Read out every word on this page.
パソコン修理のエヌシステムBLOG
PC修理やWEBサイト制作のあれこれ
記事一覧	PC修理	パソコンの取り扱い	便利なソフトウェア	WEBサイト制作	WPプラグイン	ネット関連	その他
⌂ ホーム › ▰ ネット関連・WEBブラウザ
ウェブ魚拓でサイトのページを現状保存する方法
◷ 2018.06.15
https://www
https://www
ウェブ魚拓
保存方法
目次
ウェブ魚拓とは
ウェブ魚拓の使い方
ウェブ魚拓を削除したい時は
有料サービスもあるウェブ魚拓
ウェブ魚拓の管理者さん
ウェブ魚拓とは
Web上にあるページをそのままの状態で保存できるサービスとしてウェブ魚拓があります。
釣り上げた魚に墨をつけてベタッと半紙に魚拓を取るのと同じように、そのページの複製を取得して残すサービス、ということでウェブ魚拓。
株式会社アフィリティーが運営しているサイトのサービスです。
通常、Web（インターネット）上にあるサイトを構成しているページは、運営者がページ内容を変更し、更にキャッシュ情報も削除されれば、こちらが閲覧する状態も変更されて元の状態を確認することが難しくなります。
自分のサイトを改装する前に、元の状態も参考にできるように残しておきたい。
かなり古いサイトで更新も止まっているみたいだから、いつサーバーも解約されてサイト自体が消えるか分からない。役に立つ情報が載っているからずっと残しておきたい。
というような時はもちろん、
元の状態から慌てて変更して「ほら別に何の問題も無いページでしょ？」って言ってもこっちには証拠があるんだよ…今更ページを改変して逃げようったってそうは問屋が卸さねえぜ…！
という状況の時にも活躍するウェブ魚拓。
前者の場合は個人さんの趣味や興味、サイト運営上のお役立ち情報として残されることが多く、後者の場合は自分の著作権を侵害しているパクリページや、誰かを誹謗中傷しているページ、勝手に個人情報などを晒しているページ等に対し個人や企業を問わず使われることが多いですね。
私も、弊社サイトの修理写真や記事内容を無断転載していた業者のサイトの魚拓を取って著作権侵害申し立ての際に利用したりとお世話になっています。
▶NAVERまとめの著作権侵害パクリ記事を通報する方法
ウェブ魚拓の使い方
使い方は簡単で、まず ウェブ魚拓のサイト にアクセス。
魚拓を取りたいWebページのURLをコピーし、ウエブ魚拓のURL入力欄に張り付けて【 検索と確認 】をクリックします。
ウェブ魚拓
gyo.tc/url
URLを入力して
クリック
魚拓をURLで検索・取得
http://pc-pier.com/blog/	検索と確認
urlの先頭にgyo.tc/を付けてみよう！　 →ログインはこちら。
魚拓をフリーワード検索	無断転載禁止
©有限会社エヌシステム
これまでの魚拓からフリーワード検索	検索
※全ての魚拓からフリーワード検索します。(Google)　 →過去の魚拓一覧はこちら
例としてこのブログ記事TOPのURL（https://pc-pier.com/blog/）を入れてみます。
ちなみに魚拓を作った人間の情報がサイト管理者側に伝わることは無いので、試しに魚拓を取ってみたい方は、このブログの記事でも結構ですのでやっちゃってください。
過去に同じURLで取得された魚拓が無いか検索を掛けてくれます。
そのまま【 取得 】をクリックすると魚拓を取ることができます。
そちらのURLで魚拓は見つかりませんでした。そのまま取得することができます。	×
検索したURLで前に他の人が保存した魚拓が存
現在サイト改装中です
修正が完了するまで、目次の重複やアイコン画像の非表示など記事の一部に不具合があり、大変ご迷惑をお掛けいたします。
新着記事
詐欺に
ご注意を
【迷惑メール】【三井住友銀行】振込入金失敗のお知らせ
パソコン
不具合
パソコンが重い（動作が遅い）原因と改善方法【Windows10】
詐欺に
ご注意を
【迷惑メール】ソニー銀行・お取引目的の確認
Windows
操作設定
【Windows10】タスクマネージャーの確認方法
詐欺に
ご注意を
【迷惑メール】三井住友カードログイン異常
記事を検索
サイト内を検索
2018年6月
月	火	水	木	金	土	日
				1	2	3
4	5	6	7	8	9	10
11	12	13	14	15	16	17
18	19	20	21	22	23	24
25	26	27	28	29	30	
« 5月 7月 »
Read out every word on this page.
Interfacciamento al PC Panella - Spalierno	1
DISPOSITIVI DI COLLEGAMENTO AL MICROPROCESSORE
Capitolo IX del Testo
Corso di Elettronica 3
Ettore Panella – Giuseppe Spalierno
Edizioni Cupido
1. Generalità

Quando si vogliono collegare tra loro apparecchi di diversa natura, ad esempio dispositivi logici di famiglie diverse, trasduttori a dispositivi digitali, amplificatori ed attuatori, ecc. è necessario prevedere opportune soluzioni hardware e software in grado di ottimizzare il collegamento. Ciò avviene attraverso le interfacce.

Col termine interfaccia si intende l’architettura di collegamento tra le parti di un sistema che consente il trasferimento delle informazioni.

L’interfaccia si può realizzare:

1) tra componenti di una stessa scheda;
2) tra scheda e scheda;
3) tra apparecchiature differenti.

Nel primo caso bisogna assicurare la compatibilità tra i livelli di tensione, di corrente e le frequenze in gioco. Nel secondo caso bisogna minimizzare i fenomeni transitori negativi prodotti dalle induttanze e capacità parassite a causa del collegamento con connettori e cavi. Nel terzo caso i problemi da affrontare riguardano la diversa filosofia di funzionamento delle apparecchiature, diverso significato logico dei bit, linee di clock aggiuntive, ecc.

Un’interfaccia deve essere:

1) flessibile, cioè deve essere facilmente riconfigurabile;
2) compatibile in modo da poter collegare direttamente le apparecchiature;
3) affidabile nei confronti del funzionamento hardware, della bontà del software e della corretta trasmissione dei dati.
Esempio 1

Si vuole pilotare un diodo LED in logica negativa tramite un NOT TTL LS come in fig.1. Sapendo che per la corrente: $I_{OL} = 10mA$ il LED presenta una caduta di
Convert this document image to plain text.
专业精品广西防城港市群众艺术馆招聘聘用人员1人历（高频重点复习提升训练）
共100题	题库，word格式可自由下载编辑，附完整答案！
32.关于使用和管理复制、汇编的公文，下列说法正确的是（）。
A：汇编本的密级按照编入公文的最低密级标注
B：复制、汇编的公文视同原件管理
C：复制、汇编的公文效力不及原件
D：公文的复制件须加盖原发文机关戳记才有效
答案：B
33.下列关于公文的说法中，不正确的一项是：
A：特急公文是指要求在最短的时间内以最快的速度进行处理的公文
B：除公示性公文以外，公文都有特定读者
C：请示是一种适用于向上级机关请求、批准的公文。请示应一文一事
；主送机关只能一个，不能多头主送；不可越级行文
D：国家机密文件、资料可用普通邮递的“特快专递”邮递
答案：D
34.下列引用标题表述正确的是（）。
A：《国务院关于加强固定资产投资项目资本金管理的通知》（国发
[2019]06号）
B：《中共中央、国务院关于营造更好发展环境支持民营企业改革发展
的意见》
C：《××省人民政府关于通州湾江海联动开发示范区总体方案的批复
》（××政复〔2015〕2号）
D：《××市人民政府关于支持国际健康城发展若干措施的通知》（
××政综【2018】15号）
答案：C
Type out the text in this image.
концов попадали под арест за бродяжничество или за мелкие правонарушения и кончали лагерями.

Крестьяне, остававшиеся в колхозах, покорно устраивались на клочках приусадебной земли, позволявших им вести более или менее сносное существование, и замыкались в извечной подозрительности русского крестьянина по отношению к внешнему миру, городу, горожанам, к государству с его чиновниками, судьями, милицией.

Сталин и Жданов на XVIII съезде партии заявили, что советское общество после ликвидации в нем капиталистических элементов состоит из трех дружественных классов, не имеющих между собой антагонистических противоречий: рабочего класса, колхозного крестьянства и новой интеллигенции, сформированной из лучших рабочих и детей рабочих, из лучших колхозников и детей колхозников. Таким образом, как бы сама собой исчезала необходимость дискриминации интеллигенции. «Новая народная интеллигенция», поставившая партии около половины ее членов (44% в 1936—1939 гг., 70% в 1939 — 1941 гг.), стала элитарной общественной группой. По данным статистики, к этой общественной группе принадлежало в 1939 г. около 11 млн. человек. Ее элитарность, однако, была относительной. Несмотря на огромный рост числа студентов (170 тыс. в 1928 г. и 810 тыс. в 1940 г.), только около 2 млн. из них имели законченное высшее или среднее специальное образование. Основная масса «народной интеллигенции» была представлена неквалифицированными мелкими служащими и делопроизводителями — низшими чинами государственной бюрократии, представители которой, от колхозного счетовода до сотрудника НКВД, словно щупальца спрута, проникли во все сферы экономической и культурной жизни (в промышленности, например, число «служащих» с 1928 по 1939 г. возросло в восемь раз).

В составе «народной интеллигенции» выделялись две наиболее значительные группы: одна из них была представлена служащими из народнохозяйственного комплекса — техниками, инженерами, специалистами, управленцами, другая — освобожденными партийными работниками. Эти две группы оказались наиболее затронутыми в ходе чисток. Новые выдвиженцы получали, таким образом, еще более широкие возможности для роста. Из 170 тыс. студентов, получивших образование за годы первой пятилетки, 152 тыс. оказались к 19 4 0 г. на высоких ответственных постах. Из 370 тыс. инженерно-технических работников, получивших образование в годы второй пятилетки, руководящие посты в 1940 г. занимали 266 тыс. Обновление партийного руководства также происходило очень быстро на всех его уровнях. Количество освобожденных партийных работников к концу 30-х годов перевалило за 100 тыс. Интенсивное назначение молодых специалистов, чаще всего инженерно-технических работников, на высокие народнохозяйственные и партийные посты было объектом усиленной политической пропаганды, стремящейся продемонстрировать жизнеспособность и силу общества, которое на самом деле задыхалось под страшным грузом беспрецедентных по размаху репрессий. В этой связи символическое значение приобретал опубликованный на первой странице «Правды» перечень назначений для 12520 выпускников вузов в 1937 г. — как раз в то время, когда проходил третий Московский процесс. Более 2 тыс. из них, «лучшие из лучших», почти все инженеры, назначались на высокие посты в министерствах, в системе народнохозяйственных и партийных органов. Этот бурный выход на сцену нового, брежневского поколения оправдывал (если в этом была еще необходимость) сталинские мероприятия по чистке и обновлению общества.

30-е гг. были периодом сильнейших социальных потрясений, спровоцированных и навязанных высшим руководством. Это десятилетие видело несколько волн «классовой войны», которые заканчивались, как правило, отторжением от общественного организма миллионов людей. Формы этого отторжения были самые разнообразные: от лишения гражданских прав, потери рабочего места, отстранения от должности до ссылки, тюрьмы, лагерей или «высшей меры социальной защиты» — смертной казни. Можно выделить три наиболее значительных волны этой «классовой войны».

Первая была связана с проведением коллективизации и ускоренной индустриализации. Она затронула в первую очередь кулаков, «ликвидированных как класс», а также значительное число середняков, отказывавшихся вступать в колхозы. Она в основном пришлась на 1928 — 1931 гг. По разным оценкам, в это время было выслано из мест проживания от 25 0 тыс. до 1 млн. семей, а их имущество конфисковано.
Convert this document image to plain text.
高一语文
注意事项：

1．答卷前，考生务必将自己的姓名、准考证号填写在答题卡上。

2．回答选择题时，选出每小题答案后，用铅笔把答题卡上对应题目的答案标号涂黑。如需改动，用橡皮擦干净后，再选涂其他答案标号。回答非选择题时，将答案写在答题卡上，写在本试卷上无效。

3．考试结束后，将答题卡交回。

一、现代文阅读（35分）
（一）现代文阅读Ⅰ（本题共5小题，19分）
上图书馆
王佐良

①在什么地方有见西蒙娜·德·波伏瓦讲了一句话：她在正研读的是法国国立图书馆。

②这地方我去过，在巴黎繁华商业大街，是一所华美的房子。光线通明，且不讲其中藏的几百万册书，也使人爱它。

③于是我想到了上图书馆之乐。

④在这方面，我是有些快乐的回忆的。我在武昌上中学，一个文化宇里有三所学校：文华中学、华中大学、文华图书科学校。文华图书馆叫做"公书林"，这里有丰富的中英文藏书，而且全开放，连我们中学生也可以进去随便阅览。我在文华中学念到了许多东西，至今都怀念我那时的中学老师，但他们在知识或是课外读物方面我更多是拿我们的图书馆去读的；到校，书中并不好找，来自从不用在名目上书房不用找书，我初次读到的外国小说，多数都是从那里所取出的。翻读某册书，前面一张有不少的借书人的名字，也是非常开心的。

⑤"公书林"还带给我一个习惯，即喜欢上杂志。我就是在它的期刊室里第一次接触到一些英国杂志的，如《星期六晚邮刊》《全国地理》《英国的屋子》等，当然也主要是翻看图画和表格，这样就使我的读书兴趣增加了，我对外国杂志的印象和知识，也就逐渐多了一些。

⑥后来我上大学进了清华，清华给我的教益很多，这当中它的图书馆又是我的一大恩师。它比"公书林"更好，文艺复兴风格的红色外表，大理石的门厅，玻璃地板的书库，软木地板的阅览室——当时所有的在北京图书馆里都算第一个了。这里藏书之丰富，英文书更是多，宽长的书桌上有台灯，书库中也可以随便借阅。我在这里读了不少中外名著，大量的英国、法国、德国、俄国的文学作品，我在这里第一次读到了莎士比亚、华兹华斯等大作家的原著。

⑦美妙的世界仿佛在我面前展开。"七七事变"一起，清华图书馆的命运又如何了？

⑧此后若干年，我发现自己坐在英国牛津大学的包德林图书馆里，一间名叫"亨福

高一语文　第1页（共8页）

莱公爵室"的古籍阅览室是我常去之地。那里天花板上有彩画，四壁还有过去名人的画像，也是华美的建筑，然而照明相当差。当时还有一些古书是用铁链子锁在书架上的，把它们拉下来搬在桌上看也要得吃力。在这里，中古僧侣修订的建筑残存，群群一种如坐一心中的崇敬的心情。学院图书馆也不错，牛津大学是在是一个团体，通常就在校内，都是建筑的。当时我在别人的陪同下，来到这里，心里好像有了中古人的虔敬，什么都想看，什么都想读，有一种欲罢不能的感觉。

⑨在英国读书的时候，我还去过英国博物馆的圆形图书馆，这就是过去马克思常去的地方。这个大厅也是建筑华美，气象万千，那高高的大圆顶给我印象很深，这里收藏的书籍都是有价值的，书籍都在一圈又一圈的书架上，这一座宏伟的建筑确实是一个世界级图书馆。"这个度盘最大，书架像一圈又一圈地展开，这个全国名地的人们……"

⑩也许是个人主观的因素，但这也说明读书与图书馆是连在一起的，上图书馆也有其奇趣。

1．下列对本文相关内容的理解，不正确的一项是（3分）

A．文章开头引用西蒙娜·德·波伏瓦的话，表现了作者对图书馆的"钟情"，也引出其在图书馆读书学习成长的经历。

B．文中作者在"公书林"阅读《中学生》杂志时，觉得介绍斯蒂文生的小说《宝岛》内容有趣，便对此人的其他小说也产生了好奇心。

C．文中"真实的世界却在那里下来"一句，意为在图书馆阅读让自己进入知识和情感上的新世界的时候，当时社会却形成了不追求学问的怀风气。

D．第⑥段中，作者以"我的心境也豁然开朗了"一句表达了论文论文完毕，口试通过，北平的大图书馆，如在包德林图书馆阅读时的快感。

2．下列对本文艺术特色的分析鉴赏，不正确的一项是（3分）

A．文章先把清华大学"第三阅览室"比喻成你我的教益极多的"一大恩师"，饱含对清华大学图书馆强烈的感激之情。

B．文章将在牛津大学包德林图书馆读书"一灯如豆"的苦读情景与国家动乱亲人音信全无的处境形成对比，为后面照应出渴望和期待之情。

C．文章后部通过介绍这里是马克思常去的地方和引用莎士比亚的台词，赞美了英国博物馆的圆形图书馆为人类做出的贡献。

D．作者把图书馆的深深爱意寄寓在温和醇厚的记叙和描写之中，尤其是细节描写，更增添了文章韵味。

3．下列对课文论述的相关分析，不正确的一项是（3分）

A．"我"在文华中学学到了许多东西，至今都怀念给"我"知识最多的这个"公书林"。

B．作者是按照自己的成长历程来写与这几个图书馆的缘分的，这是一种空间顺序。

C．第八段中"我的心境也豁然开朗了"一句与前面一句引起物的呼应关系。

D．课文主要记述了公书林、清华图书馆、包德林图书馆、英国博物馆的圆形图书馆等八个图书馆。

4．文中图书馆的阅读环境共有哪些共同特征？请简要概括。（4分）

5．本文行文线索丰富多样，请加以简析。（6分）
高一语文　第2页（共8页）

★ ★ ★

__Required work__:
Every line holding "Spalierno" should be copied out.

__Written reply__:
Interfacciamento al PC Panella - Spalierno	1
Ettore Panella – Giuseppe Spalierno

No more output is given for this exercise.